REQUIRED TASK
The entries below need to be written out exactly, with no pictures included.

GIVEN INFORMATION
'''

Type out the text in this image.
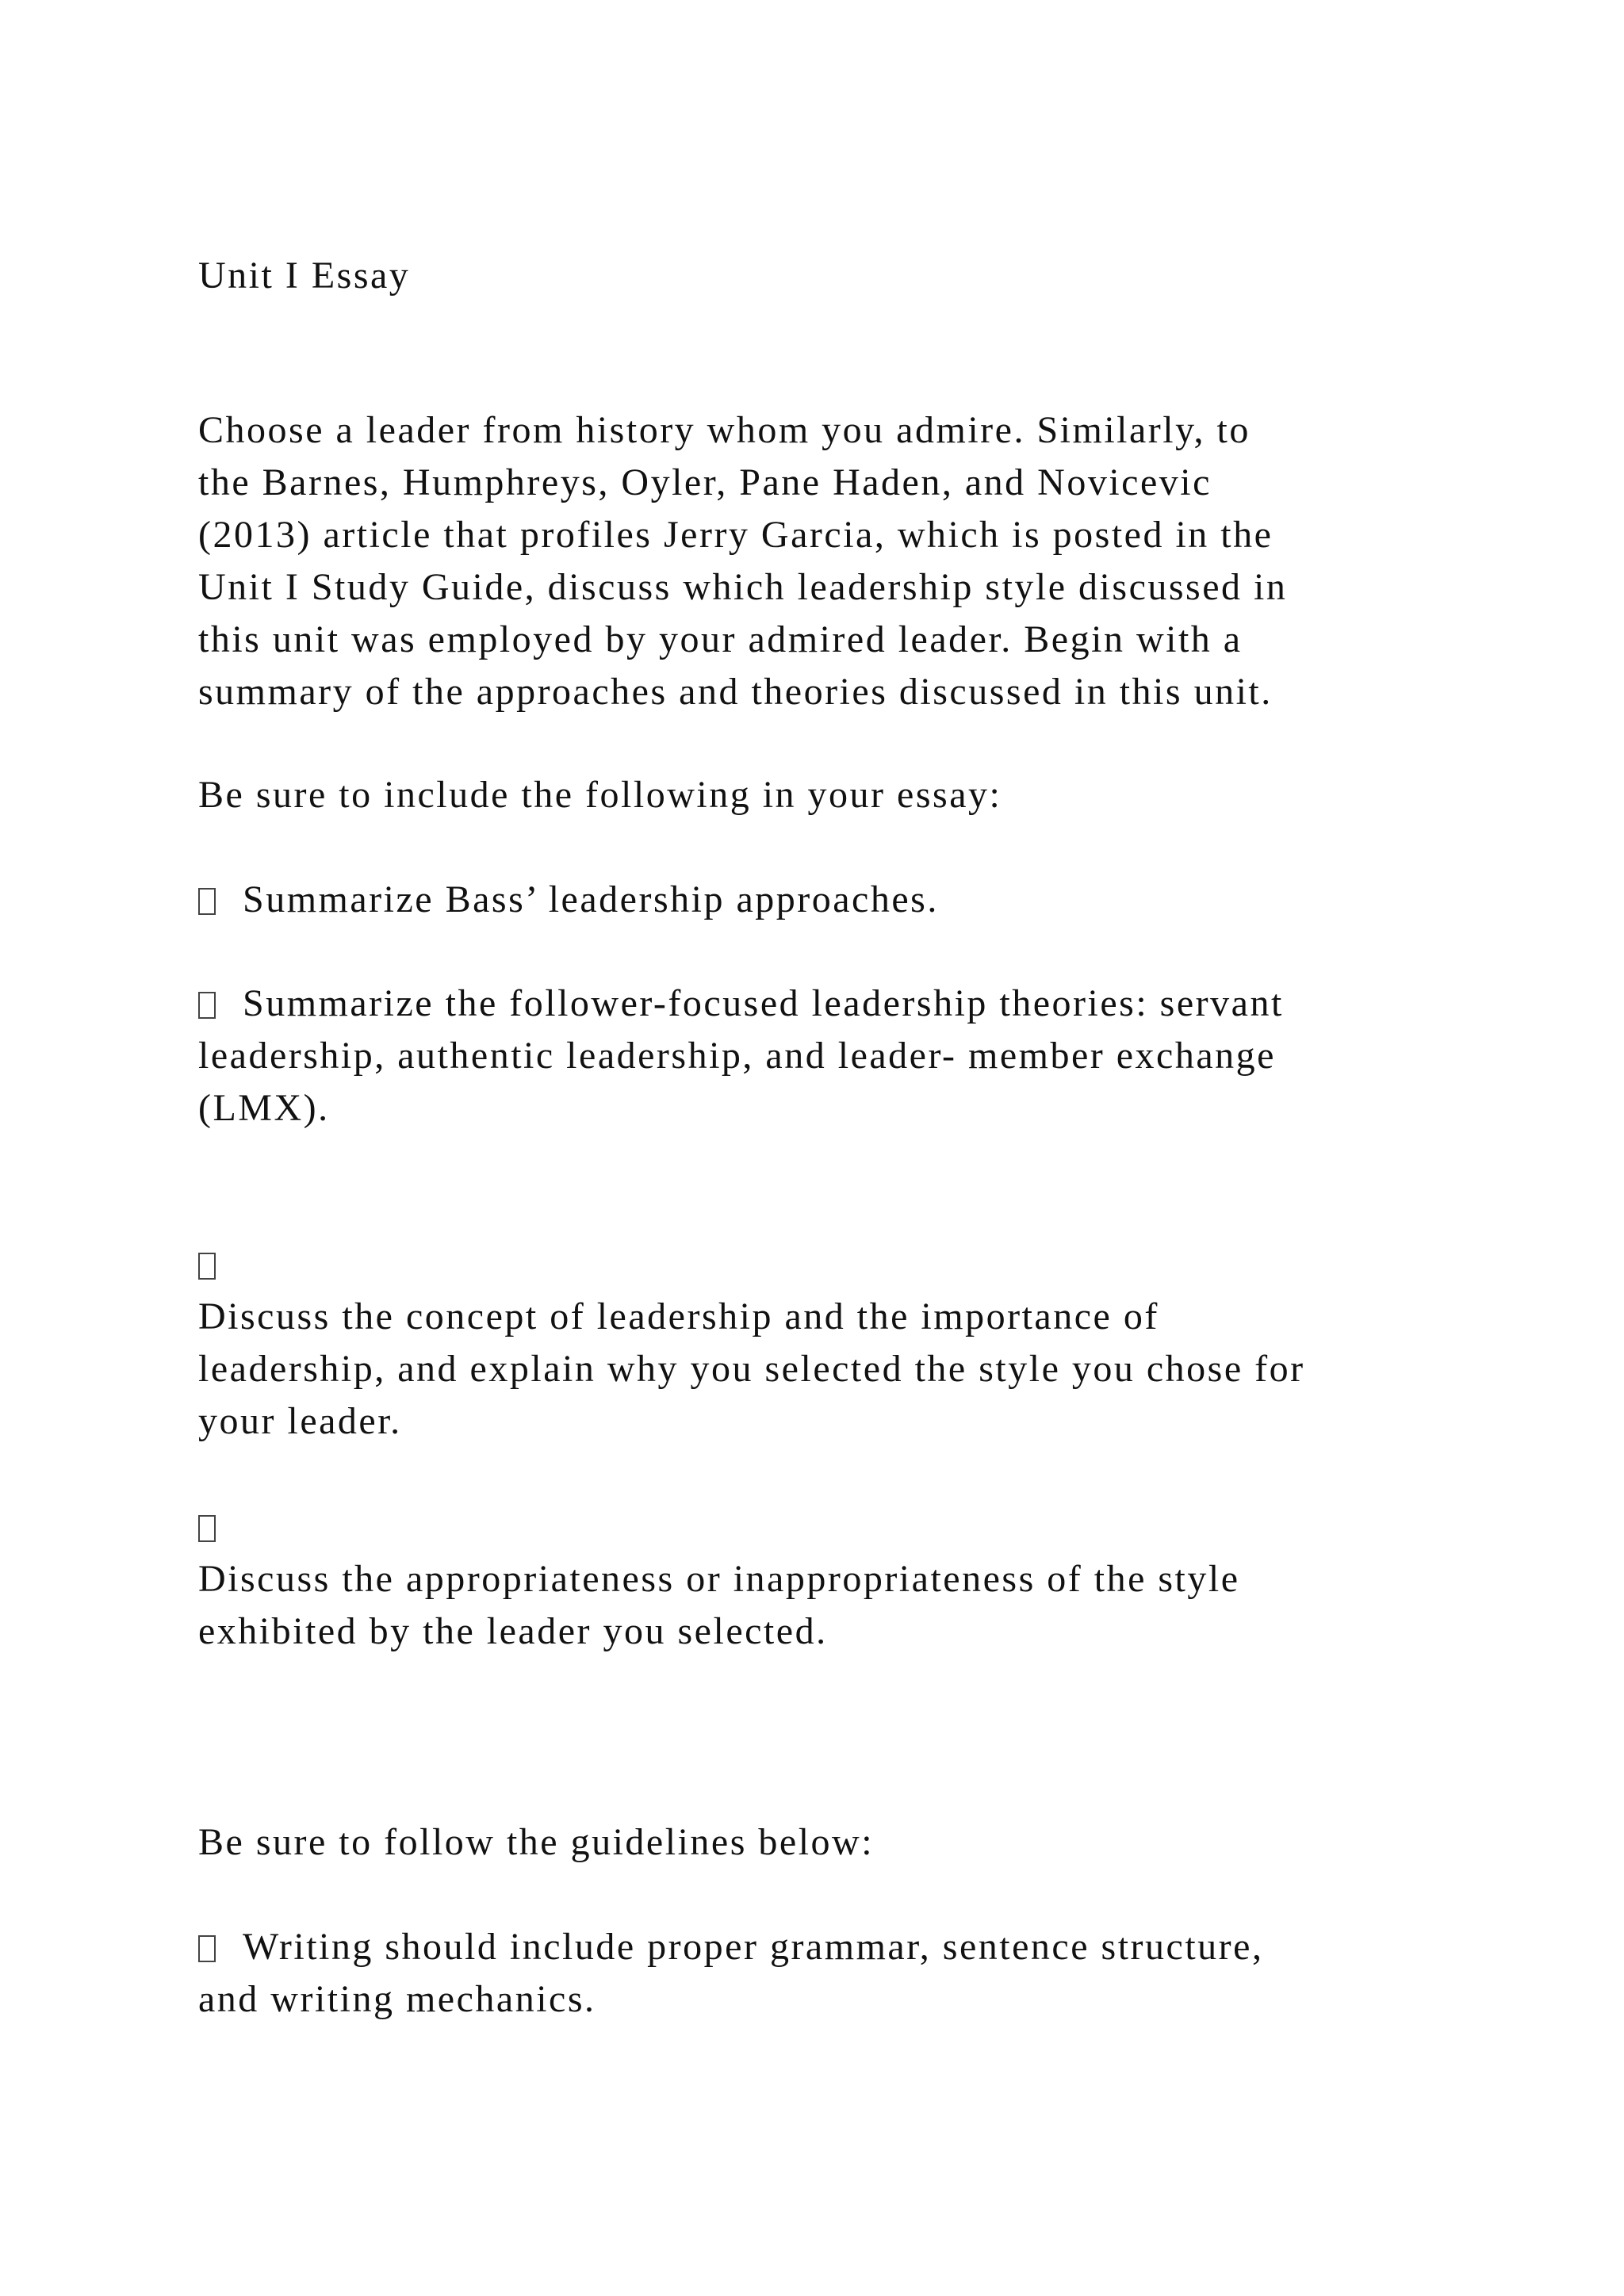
Unit I Essay

Choose a leader from history whom you admire. Similarly, to
the Barnes, Humphreys, Oyler, Pane Haden, and Novicevic
(2013) article that profiles Jerry Garcia, which is posted in the
Unit I Study Guide, discuss which leadership style discussed in
this unit was employed by your admired leader. Begin with a
summary of the approaches and theories discussed in this unit.

Be sure to include the following in your essay:

Summarize Bass’ leadership approaches.

Summarize the follower-focused leadership theories: servant
leadership, authentic leadership, and leader- member exchange
(LMX).

Discuss the concept of leadership and the importance of
leadership, and explain why you selected the style you chose for
your leader.

Discuss the appropriateness or inappropriateness of the style
exhibited by the leader you selected.

Be sure to follow the guidelines below:

Writing should include proper grammar, sentence structure,
and writing mechanics.
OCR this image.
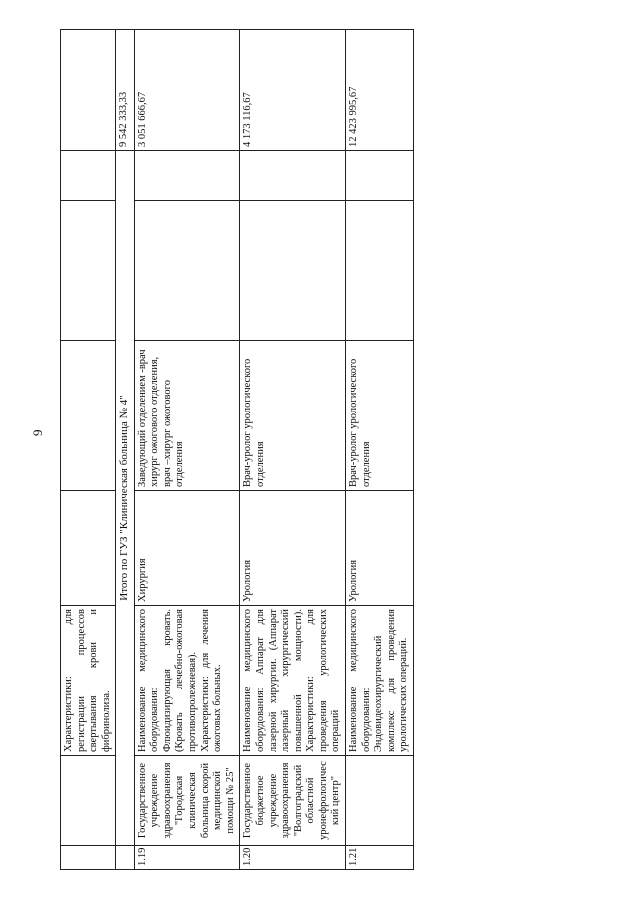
9
		Характеристики: для регистрации процессов свертывания крови и фибринолиза.					
	Итого по ГУЗ "Клиническая больница № 4"						9 542 333,33
1.19	Государственное учреждение здравоохранения "Городская клиническая больница скорой медицинской помощи № 25"	Наименование медицинского оборудования: Флюидизирующая кровать. (Кровать лечебно-ожоговая противопролежневая). Характеристики: для лечения ожоговых больных.	Хирургия	Заведующий отделением -врач хирург ожогового отделения, врач –хирург ожогового отделения			3 051 666,67
1.20	Государственное бюджетное учреждение здравоохранения "Волгоградский областной уронефрологичес кий центр"	Наименование медицинского оборудования: Аппарат для лазерной хирургии. (Аппарат лазерный хирургический повышенной мощности). Характеристики: для проведения урологических операций	Урология	Врач-уролог урологического отделения			4 173 116,67
1.21		Наименование медицинского оборудования: Эндовидеохирургический комплекс для проведения урологических операций.	Урология	Врач-уролог урологического отделения			12 423 995,67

'''

TASK RESPONSE
Type out the text in this image.
Unit I Essay

Choose a leader from history whom you admire. Similarly, to
the Barnes, Humphreys, Oyler, Pane Haden, and Novicevic
(2013) article that profiles Jerry Garcia, which is posted in the
Unit I Study Guide, discuss which leadership style discussed in
this unit was employed by your admired leader. Begin with a
summary of the approaches and theories discussed in this unit.

Be sure to include the following in your essay:

Summarize Bass’ leadership approaches.

Summarize the follower-focused leadership theories: servant
leadership, authentic leadership, and leader- member exchange
(LMX).

Discuss the concept of leadership and the importance of
leadership, and explain why you selected the style you chose for
your leader.

Discuss the appropriateness or inappropriateness of the style
exhibited by the leader you selected.

Be sure to follow the guidelines below:

Writing should include proper grammar, sentence structure,
and writing mechanics.
OCR this image.
9
		Характеристики: для регистрации процессов свертывания крови и фибринолиза.					
	Итого по ГУЗ "Клиническая больница № 4"						9 542 333,33
1.19	Государственное учреждение здравоохранения "Городская клиническая больница скорой медицинской помощи № 25"	Наименование медицинского оборудования: Флюидизирующая кровать. (Кровать лечебно-ожоговая противопролежневая). Характеристики: для лечения ожоговых больных.	Хирургия	Заведующий отделением -врач хирург ожогового отделения, врач –хирург ожогового отделения			3 051 666,67
1.20	Государственное бюджетное учреждение здравоохранения "Волгоградский областной уронефрологичес кий центр"	Наименование медицинского оборудования: Аппарат для лазерной хирургии. (Аппарат лазерный хирургический повышенной мощности). Характеристики: для проведения урологических операций	Урология	Врач-уролог урологического отделения			4 173 116,67
1.21		Наименование медицинского оборудования: Эндовидеохирургический комплекс для проведения урологических операций.	Урология	Врач-уролог урологического отделения			12 423 995,67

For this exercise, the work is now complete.